■ Texto de la página ■
┏━━

Más adelante, un sabio de finales del siglo XIX, Petau-Malebranche, renovando el intento de restitución de Fabre d'Olivet, pero por una vía mucho más científica, los interpretó utilizando las matemáticas, trascendiendo los textos bíblicos. Uno de los caracteres de su método consistía en determinar el sentido de las palabras a través de su tonalidad, lo que le condujo a hacer una traducción de los capítulos IX y XII del Libro de Job que se alejaba un poco del marco de esta obra, pero de la que podemos afirmar que constituye una prodigiosa valoración de las posibilidades de una superdinámica, confirmadas posteriormente a espaldas del autor en la Revue Genérale des Sciences (Revista General de las Ciencias) por medio de un estudio puramente objetivo de M. Nodon.

¿Acaso no fue Wronski, de quien el ilustre geómetra y astrónomo Lagrange decía que sus teorías poseían una «terrible generalidad», quien estableció una teoría genial sobre el universo por medio de uno de los datos del Génesis?

┗━━

■ Enunciado ■
Copia el pasaje del texto de la página que comienza con "Más adelante, un" y continúa hasta "de M. Nodon.". Sustituye "superdinámica" por "hiperdinámica".

■ Listado de datos ■
┏━━

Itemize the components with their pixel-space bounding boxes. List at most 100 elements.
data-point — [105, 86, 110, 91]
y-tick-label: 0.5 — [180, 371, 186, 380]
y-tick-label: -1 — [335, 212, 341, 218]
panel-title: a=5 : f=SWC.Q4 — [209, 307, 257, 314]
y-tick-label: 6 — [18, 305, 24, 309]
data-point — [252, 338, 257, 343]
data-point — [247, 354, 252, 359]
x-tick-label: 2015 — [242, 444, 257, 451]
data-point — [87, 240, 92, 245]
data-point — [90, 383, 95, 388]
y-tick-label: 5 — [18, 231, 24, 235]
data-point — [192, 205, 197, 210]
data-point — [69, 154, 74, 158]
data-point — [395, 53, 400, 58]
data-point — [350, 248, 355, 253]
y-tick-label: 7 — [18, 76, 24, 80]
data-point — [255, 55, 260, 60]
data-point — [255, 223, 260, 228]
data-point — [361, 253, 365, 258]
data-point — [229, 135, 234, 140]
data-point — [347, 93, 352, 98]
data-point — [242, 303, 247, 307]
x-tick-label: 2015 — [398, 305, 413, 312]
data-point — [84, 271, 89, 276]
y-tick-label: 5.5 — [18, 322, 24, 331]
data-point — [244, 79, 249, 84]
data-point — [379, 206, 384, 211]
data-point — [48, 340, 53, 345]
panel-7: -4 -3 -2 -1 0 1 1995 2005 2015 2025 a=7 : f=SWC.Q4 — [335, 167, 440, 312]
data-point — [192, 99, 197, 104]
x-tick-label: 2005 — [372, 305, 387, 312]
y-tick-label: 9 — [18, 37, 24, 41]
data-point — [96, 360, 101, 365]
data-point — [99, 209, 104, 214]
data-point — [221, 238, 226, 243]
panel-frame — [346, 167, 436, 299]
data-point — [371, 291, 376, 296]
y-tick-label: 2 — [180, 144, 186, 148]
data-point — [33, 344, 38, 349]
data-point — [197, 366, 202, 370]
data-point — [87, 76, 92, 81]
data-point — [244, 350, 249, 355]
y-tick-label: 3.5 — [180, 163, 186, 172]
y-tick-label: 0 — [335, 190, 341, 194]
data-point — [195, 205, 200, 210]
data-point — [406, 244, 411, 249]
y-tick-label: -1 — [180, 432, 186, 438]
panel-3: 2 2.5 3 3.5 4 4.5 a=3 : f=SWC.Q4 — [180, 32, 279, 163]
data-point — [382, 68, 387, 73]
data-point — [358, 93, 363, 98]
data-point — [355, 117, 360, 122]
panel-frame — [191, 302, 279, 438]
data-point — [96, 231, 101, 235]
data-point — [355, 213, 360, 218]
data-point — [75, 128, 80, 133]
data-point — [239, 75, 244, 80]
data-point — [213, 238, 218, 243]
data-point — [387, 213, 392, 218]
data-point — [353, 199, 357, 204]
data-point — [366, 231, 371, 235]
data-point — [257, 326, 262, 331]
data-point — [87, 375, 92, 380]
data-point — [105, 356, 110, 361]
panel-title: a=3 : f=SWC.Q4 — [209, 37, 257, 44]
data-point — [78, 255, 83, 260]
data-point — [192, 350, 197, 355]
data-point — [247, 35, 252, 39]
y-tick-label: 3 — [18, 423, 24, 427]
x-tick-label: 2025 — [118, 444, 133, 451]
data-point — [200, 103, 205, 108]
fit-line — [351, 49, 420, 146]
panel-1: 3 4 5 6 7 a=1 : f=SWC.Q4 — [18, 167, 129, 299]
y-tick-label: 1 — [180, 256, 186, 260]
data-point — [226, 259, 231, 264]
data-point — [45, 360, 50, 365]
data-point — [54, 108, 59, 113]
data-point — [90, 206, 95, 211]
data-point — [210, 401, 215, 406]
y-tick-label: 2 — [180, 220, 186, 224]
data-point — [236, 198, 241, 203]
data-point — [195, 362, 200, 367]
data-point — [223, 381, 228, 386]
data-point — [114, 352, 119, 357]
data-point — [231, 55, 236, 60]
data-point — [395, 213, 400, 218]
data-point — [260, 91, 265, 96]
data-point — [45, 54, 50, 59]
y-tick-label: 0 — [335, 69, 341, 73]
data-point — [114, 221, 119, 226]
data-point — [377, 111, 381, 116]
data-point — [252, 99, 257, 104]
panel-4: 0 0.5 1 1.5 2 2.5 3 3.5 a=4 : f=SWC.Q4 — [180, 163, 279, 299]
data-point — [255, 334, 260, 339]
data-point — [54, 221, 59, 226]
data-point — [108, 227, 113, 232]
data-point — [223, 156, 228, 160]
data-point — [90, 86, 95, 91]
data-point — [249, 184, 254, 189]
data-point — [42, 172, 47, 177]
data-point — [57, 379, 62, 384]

┗━━

■ Respuesta ■
Más adelante, un sabio de finales del siglo XIX, Petau-Malebranche, renovando el intento de restitución de Fabre d'Olivet, pero por una vía mucho más científica, los interpretó utilizando las matemáticas, trascendiendo los textos bíblicos. Uno de los caracteres de su método consistía en determinar el sentido de las palabras a través de su tonalidad, lo que le condujo a hacer una traducción de los capítulos IX y XII del Libro de Job que se alejaba un poco del marco de esta obra, pero de la que podemos afirmar que constituye una prodigiosa valoración de las posibilidades de una hiperdinámica, confirmadas posteriormente a espaldas del autor en la Revue Genérale des Sciences (Revista General de las Ciencias) por medio de un estudio puramente objetivo de M. Nodon.